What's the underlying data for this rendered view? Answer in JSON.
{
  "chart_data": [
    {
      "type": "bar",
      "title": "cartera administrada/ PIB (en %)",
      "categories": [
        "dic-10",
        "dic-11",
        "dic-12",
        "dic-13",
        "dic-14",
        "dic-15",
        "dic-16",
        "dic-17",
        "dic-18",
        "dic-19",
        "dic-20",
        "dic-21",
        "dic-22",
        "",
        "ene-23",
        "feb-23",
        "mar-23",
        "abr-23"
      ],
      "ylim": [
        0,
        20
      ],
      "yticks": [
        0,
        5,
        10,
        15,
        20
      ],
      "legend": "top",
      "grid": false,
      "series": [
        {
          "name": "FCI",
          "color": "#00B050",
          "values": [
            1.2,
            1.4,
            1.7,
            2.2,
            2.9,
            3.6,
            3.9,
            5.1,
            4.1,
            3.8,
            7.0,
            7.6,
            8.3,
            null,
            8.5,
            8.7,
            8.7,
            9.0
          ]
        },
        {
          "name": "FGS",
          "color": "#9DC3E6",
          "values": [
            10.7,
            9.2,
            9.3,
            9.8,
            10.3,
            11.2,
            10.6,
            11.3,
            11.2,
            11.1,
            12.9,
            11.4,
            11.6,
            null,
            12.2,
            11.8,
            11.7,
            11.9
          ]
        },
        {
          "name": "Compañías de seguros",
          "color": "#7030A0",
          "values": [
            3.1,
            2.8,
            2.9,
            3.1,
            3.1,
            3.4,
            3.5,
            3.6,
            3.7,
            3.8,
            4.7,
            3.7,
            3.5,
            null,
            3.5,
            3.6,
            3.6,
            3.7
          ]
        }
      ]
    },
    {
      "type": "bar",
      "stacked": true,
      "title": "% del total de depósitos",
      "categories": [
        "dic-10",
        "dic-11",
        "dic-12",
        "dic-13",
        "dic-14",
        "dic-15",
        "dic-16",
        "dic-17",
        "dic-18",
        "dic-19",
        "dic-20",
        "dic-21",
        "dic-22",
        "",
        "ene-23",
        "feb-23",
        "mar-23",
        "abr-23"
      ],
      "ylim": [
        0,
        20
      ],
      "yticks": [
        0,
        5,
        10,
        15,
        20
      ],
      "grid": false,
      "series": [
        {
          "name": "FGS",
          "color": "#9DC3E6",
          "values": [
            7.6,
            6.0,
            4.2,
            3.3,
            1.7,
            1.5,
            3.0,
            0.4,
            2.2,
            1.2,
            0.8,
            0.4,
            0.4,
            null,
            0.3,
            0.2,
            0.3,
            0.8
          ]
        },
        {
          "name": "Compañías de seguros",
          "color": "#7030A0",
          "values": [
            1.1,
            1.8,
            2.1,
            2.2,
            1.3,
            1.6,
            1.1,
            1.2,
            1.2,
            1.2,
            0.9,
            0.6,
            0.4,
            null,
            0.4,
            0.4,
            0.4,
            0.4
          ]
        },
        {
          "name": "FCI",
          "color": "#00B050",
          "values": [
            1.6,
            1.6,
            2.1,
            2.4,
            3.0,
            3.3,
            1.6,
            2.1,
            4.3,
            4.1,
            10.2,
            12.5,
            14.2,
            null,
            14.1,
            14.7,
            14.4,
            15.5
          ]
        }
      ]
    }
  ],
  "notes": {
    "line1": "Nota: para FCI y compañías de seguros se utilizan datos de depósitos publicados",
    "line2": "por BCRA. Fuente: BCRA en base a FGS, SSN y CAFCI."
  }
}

■ Task details
Look through the material above. Copy each line where the word "title" appears.

■ Response
      "title": "cartera administrada/ PIB (en %)",
      "title": "% del total de depósitos",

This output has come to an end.